A block of data
=======
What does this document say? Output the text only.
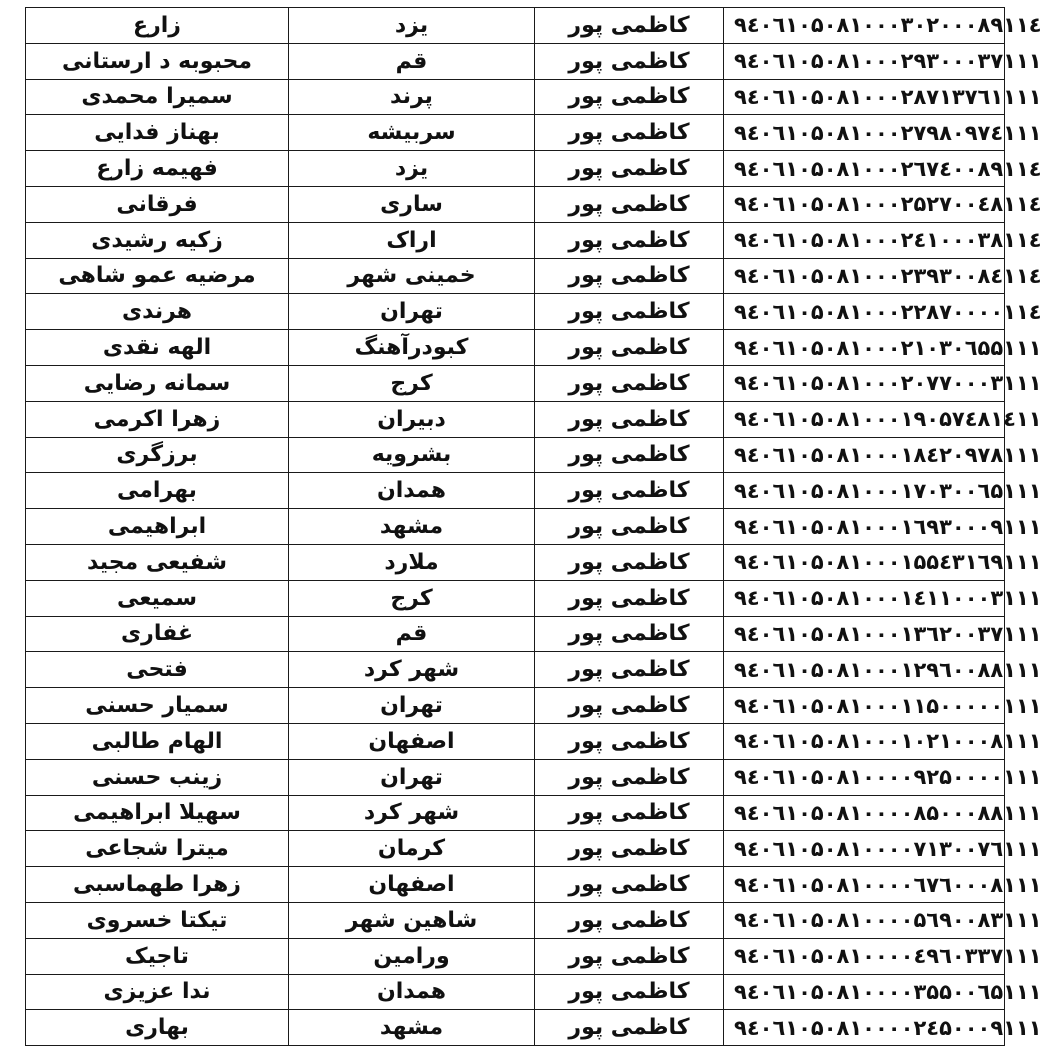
زارع	یزد	کاظمی پور	۹٤۰٦۱۰۵۰۸۱۰۰۰۳۰۲۰۰۰۸۹۱۱٤
محبوبه د ارستانی	قم	کاظمی پور	۹٤۰٦۱۰۵۰۸۱۰۰۰۲۹۳۰۰۰۳۷۱۱۱
سمیرا محمدی	پرند	کاظمی پور	۹٤۰٦۱۰۵۰۸۱۰۰۰۲۸۷۱۳۷٦۱۱۱۱
بهناز فدایی	سربیشه	کاظمی پور	۹٤۰٦۱۰۵۰۸۱۰۰۰۲۷۹۸۰۹۷٤۱۱۱
فهیمه زارع	یزد	کاظمی پور	۹٤۰٦۱۰۵۰۸۱۰۰۰۲٦۷٤۰۰۸۹۱۱٤
فرقانی	ساری	کاظمی پور	۹٤۰٦۱۰۵۰۸۱۰۰۰۲۵۲۷۰۰٤۸۱۱٤
زکیه رشیدی	اراک	کاظمی پور	۹٤۰٦۱۰۵۰۸۱۰۰۰۲٤۱۰۰۰۳۸۱۱٤
مرضیه عمو شاهی	خمینی شهر	کاظمی پور	۹٤۰٦۱۰۵۰۸۱۰۰۰۲۳۹۳۰۰۸٤۱۱٤
هرندی	تهران	کاظمی پور	۹٤۰٦۱۰۵۰۸۱۰۰۰۲۲۸۷۰۰۰۰۱۱٤
الهه نقدی	کبودرآهنگ	کاظمی پور	۹٤۰٦۱۰۵۰۸۱۰۰۰۲۱۰۳۰٦۵۵۱۱۱
سمانه رضایی	کرج	کاظمی پور	۹٤۰٦۱۰۵۰۸۱۰۰۰۲۰۷۷۰۰۰۳۱۱۱
زهرا اکرمی	دبیران	کاظمی پور	۹٤۰٦۱۰۵۰۸۱۰۰۰۱۹۰۵۷٤۸۱٤۱۱
برزگری	بشرویه	کاظمی پور	۹٤۰٦۱۰۵۰۸۱۰۰۰۱۸٤۲۰۹۷۸۱۱۱
بهرامی	همدان	کاظمی پور	۹٤۰٦۱۰۵۰۸۱۰۰۰۱۷۰۳۰۰٦۵۱۱۱
ابراهیمی	مشهد	کاظمی پور	۹٤۰٦۱۰۵۰۸۱۰۰۰۱٦۹۳۰۰۰۹۱۱۱
شفیعی مجید	ملارد	کاظمی پور	۹٤۰٦۱۰۵۰۸۱۰۰۰۱۵۵٤۳۱٦۹۱۱۱
سمیعی	کرج	کاظمی پور	۹٤۰٦۱۰۵۰۸۱۰۰۰۱٤۱۱۰۰۰۳۱۱۱
غفاری	قم	کاظمی پور	۹٤۰٦۱۰۵۰۸۱۰۰۰۱۳٦۲۰۰۳۷۱۱۱
فتحی	شهر کرد	کاظمی پور	۹٤۰٦۱۰۵۰۸۱۰۰۰۱۲۹٦۰۰۸۸۱۱۱
سمیار حسنی	تهران	کاظمی پور	۹٤۰٦۱۰۵۰۸۱۰۰۰۱۱۵۰۰۰۰۰۱۱۱
الهام طالبی	اصفهان	کاظمی پور	۹٤۰٦۱۰۵۰۸۱۰۰۰۱۰۲۱۰۰۰۸۱۱۱
زینب حسنی	تهران	کاظمی پور	۹٤۰٦۱۰۵۰۸۱۰۰۰۰۹۲۵۰۰۰۰۱۱۱
سهیلا ابراهیمی	شهر کرد	کاظمی پور	۹٤۰٦۱۰۵۰۸۱۰۰۰۰۸۵۰۰۰۸۸۱۱۱
میترا شجاعی	کرمان	کاظمی پور	۹٤۰٦۱۰۵۰۸۱۰۰۰۰۷۱۳۰۰۷٦۱۱۱
زهرا طهماسبی	اصفهان	کاظمی پور	۹٤۰٦۱۰۵۰۸۱۰۰۰۰٦۷٦۰۰۰۸۱۱۱
تیکتا خسروی	شاهین شهر	کاظمی پور	۹٤۰٦۱۰۵۰۸۱۰۰۰۰۵٦۹۰۰۸۳۱۱۱
تاجیک	ورامین	کاظمی پور	۹٤۰٦۱۰۵۰۸۱۰۰۰۰٤۹٦۰۳۳۷۱۱۱
ندا عزیزی	همدان	کاظمی پور	۹٤۰٦۱۰۵۰۸۱۰۰۰۰۳۵۵۰۰٦۵۱۱۱
بهاری	مشهد	کاظمی پور	۹٤۰٦۱۰۵۰۸۱۰۰۰۰۲٤۵۰۰۰۹۱۱۱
=======
Skip the images and write out the rest of the listing exactly.

What does this document say? Output the text only.
زارع	یزد	کاظمی پور	۹٤۰٦۱۰۵۰۸۱۰۰۰۳۰۲۰۰۰۸۹۱۱٤
محبوبه د ارستانی	قم	کاظمی پور	۹٤۰٦۱۰۵۰۸۱۰۰۰۲۹۳۰۰۰۳۷۱۱۱
سمیرا محمدی	پرند	کاظمی پور	۹٤۰٦۱۰۵۰۸۱۰۰۰۲۸۷۱۳۷٦۱۱۱۱
بهناز فدایی	سربیشه	کاظمی پور	۹٤۰٦۱۰۵۰۸۱۰۰۰۲۷۹۸۰۹۷٤۱۱۱
فهیمه زارع	یزد	کاظمی پور	۹٤۰٦۱۰۵۰۸۱۰۰۰۲٦۷٤۰۰۸۹۱۱٤
فرقانی	ساری	کاظمی پور	۹٤۰٦۱۰۵۰۸۱۰۰۰۲۵۲۷۰۰٤۸۱۱٤
زکیه رشیدی	اراک	کاظمی پور	۹٤۰٦۱۰۵۰۸۱۰۰۰۲٤۱۰۰۰۳۸۱۱٤
مرضیه عمو شاهی	خمینی شهر	کاظمی پور	۹٤۰٦۱۰۵۰۸۱۰۰۰۲۳۹۳۰۰۸٤۱۱٤
هرندی	تهران	کاظمی پور	۹٤۰٦۱۰۵۰۸۱۰۰۰۲۲۸۷۰۰۰۰۱۱٤
الهه نقدی	کبودرآهنگ	کاظمی پور	۹٤۰٦۱۰۵۰۸۱۰۰۰۲۱۰۳۰٦۵۵۱۱۱
سمانه رضایی	کرج	کاظمی پور	۹٤۰٦۱۰۵۰۸۱۰۰۰۲۰۷۷۰۰۰۳۱۱۱
زهرا اکرمی	دبیران	کاظمی پور	۹٤۰٦۱۰۵۰۸۱۰۰۰۱۹۰۵۷٤۸۱٤۱۱
برزگری	بشرویه	کاظمی پور	۹٤۰٦۱۰۵۰۸۱۰۰۰۱۸٤۲۰۹۷۸۱۱۱
بهرامی	همدان	کاظمی پور	۹٤۰٦۱۰۵۰۸۱۰۰۰۱۷۰۳۰۰٦۵۱۱۱
ابراهیمی	مشهد	کاظمی پور	۹٤۰٦۱۰۵۰۸۱۰۰۰۱٦۹۳۰۰۰۹۱۱۱
شفیعی مجید	ملارد	کاظمی پور	۹٤۰٦۱۰۵۰۸۱۰۰۰۱۵۵٤۳۱٦۹۱۱۱
سمیعی	کرج	کاظمی پور	۹٤۰٦۱۰۵۰۸۱۰۰۰۱٤۱۱۰۰۰۳۱۱۱
غفاری	قم	کاظمی پور	۹٤۰٦۱۰۵۰۸۱۰۰۰۱۳٦۲۰۰۳۷۱۱۱
فتحی	شهر کرد	کاظمی پور	۹٤۰٦۱۰۵۰۸۱۰۰۰۱۲۹٦۰۰۸۸۱۱۱
سمیار حسنی	تهران	کاظمی پور	۹٤۰٦۱۰۵۰۸۱۰۰۰۱۱۵۰۰۰۰۰۱۱۱
الهام طالبی	اصفهان	کاظمی پور	۹٤۰٦۱۰۵۰۸۱۰۰۰۱۰۲۱۰۰۰۸۱۱۱
زینب حسنی	تهران	کاظمی پور	۹٤۰٦۱۰۵۰۸۱۰۰۰۰۹۲۵۰۰۰۰۱۱۱
سهیلا ابراهیمی	شهر کرد	کاظمی پور	۹٤۰٦۱۰۵۰۸۱۰۰۰۰۸۵۰۰۰۸۸۱۱۱
میترا شجاعی	کرمان	کاظمی پور	۹٤۰٦۱۰۵۰۸۱۰۰۰۰۷۱۳۰۰۷٦۱۱۱
زهرا طهماسبی	اصفهان	کاظمی پور	۹٤۰٦۱۰۵۰۸۱۰۰۰۰٦۷٦۰۰۰۸۱۱۱
تیکتا خسروی	شاهین شهر	کاظمی پور	۹٤۰٦۱۰۵۰۸۱۰۰۰۰۵٦۹۰۰۸۳۱۱۱
تاجیک	ورامین	کاظمی پور	۹٤۰٦۱۰۵۰۸۱۰۰۰۰٤۹٦۰۳۳۷۱۱۱
ندا عزیزی	همدان	کاظمی پور	۹٤۰٦۱۰۵۰۸۱۰۰۰۰۳۵۵۰۰٦۵۱۱۱
بهاری	مشهد	کاظمی پور	۹٤۰٦۱۰۵۰۸۱۰۰۰۰۲٤۵۰۰۰۹۱۱۱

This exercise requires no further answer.